Recorded data:

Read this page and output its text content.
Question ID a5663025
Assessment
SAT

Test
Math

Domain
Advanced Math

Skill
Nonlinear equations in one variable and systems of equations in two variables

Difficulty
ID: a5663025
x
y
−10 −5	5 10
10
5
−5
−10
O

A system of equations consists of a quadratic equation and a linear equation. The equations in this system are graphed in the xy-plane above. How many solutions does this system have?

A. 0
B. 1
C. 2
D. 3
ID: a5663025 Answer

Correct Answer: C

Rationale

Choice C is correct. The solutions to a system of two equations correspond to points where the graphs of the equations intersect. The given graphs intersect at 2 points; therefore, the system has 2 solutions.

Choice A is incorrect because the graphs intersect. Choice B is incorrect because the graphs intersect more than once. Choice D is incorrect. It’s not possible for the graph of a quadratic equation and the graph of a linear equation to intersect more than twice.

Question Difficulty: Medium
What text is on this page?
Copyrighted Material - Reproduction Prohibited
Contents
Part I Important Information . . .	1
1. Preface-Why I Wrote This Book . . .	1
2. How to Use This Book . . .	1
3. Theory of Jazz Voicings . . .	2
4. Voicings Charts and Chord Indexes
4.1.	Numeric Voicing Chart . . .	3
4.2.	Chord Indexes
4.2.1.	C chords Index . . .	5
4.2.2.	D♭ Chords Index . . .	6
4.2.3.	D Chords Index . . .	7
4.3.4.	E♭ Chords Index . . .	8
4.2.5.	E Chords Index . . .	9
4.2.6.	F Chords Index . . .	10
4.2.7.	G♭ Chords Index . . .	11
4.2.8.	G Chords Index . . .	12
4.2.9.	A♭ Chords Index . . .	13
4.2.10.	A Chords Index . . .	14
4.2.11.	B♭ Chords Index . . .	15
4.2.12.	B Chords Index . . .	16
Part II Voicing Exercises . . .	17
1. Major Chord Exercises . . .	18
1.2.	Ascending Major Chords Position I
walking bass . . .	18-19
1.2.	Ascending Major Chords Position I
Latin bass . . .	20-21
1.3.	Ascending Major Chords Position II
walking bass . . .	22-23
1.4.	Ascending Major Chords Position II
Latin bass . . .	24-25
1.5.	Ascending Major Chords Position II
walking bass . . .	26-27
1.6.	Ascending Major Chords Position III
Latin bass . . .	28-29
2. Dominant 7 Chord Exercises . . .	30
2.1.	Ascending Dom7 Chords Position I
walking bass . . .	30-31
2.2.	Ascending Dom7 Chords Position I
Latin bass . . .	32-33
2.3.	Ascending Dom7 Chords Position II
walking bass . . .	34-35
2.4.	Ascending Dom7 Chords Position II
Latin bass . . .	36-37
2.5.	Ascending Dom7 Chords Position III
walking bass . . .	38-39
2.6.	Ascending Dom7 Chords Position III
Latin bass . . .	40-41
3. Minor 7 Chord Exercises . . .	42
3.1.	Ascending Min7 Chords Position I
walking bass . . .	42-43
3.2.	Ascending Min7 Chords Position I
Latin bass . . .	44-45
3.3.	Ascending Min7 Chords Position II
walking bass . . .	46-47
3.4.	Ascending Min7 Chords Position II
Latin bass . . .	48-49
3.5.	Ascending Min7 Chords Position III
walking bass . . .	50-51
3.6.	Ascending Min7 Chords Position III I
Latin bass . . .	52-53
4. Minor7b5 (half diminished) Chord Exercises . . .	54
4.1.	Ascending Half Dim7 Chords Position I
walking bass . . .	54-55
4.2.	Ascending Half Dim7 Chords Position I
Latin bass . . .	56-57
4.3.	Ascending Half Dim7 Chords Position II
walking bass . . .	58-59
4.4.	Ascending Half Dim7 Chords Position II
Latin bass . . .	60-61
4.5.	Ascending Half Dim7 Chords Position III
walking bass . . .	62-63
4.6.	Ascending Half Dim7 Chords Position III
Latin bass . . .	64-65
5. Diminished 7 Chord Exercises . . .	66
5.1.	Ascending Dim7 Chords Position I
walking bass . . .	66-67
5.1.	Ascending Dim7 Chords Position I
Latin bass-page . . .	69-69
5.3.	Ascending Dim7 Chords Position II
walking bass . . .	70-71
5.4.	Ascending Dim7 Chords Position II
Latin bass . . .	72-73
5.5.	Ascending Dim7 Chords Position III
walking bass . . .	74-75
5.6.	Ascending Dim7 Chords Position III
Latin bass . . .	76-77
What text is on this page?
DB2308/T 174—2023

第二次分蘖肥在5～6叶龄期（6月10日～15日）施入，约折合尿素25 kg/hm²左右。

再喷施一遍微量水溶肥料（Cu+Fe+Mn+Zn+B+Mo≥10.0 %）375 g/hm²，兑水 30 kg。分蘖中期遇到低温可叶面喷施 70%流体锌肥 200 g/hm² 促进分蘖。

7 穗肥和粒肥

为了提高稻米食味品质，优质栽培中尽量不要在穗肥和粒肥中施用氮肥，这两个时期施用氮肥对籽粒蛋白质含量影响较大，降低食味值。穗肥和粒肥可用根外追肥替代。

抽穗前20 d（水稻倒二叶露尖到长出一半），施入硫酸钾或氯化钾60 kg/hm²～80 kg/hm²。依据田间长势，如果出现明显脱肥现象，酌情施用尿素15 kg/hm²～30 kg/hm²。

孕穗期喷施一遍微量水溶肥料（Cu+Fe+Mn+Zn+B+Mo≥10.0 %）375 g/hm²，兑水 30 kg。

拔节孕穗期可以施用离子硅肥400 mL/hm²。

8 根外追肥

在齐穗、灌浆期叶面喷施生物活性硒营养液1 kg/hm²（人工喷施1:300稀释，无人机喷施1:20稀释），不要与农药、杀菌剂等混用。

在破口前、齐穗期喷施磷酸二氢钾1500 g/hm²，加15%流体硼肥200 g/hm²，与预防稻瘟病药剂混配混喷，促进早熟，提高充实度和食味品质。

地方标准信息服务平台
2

Objective: Write out each line of the data above again, exactly as given.

Solution to this exercise:
Read this page and output its text content.
Question ID a5663025
Assessment
SAT

Test
Math

Domain
Advanced Math

Skill
Nonlinear equations in one variable and systems of equations in two variables

Difficulty
ID: a5663025
x
y
−10 −5	5 10
10
5
−5
−10
O

A system of equations consists of a quadratic equation and a linear equation. The equations in this system are graphed in the xy-plane above. How many solutions does this system have?

A. 0
B. 1
C. 2
D. 3
ID: a5663025 Answer

Correct Answer: C

Rationale

Choice C is correct. The solutions to a system of two equations correspond to points where the graphs of the equations intersect. The given graphs intersect at 2 points; therefore, the system has 2 solutions.

Choice A is incorrect because the graphs intersect. Choice B is incorrect because the graphs intersect more than once. Choice D is incorrect. It’s not possible for the graph of a quadratic equation and the graph of a linear equation to intersect more than twice.

Question Difficulty: Medium
What text is on this page?
Copyrighted Material - Reproduction Prohibited
Contents
Part I Important Information . . .	1
1. Preface-Why I Wrote This Book . . .	1
2. How to Use This Book . . .	1
3. Theory of Jazz Voicings . . .	2
4. Voicings Charts and Chord Indexes
4.1.	Numeric Voicing Chart . . .	3
4.2.	Chord Indexes
4.2.1.	C chords Index . . .	5
4.2.2.	D♭ Chords Index . . .	6
4.2.3.	D Chords Index . . .	7
4.3.4.	E♭ Chords Index . . .	8
4.2.5.	E Chords Index . . .	9
4.2.6.	F Chords Index . . .	10
4.2.7.	G♭ Chords Index . . .	11
4.2.8.	G Chords Index . . .	12
4.2.9.	A♭ Chords Index . . .	13
4.2.10.	A Chords Index . . .	14
4.2.11.	B♭ Chords Index . . .	15
4.2.12.	B Chords Index . . .	16
Part II Voicing Exercises . . .	17
1. Major Chord Exercises . . .	18
1.2.	Ascending Major Chords Position I
walking bass . . .	18-19
1.2.	Ascending Major Chords Position I
Latin bass . . .	20-21
1.3.	Ascending Major Chords Position II
walking bass . . .	22-23
1.4.	Ascending Major Chords Position II
Latin bass . . .	24-25
1.5.	Ascending Major Chords Position II
walking bass . . .	26-27
1.6.	Ascending Major Chords Position III
Latin bass . . .	28-29
2. Dominant 7 Chord Exercises . . .	30
2.1.	Ascending Dom7 Chords Position I
walking bass . . .	30-31
2.2.	Ascending Dom7 Chords Position I
Latin bass . . .	32-33
2.3.	Ascending Dom7 Chords Position II
walking bass . . .	34-35
2.4.	Ascending Dom7 Chords Position II
Latin bass . . .	36-37
2.5.	Ascending Dom7 Chords Position III
walking bass . . .	38-39
2.6.	Ascending Dom7 Chords Position III
Latin bass . . .	40-41
3. Minor 7 Chord Exercises . . .	42
3.1.	Ascending Min7 Chords Position I
walking bass . . .	42-43
3.2.	Ascending Min7 Chords Position I
Latin bass . . .	44-45
3.3.	Ascending Min7 Chords Position II
walking bass . . .	46-47
3.4.	Ascending Min7 Chords Position II
Latin bass . . .	48-49
3.5.	Ascending Min7 Chords Position III
walking bass . . .	50-51
3.6.	Ascending Min7 Chords Position III I
Latin bass . . .	52-53
4. Minor7b5 (half diminished) Chord Exercises . . .	54
4.1.	Ascending Half Dim7 Chords Position I
walking bass . . .	54-55
4.2.	Ascending Half Dim7 Chords Position I
Latin bass . . .	56-57
4.3.	Ascending Half Dim7 Chords Position II
walking bass . . .	58-59
4.4.	Ascending Half Dim7 Chords Position II
Latin bass . . .	60-61
4.5.	Ascending Half Dim7 Chords Position III
walking bass . . .	62-63
4.6.	Ascending Half Dim7 Chords Position III
Latin bass . . .	64-65
5. Diminished 7 Chord Exercises . . .	66
5.1.	Ascending Dim7 Chords Position I
walking bass . . .	66-67
5.1.	Ascending Dim7 Chords Position I
Latin bass-page . . .	69-69
5.3.	Ascending Dim7 Chords Position II
walking bass . . .	70-71
5.4.	Ascending Dim7 Chords Position II
Latin bass . . .	72-73
5.5.	Ascending Dim7 Chords Position III
walking bass . . .	74-75
5.6.	Ascending Dim7 Chords Position III
Latin bass . . .	76-77
What text is on this page?
DB2308/T 174—2023

第二次分蘖肥在5～6叶龄期（6月10日～15日）施入，约折合尿素25 kg/hm²左右。

再喷施一遍微量水溶肥料（Cu+Fe+Mn+Zn+B+Mo≥10.0 %）375 g/hm²，兑水 30 kg。分蘖中期遇到低温可叶面喷施 70%流体锌肥 200 g/hm² 促进分蘖。

7 穗肥和粒肥

为了提高稻米食味品质，优质栽培中尽量不要在穗肥和粒肥中施用氮肥，这两个时期施用氮肥对籽粒蛋白质含量影响较大，降低食味值。穗肥和粒肥可用根外追肥替代。

抽穗前20 d（水稻倒二叶露尖到长出一半），施入硫酸钾或氯化钾60 kg/hm²～80 kg/hm²。依据田间长势，如果出现明显脱肥现象，酌情施用尿素15 kg/hm²～30 kg/hm²。

孕穗期喷施一遍微量水溶肥料（Cu+Fe+Mn+Zn+B+Mo≥10.0 %）375 g/hm²，兑水 30 kg。

拔节孕穗期可以施用离子硅肥400 mL/hm²。

8 根外追肥

在齐穗、灌浆期叶面喷施生物活性硒营养液1 kg/hm²（人工喷施1:300稀释，无人机喷施1:20稀释），不要与农药、杀菌剂等混用。

在破口前、齐穗期喷施磷酸二氢钾1500 g/hm²，加15%流体硼肥200 g/hm²，与预防稻瘟病药剂混配混喷，促进早熟，提高充实度和食味品质。

地方标准信息服务平台
2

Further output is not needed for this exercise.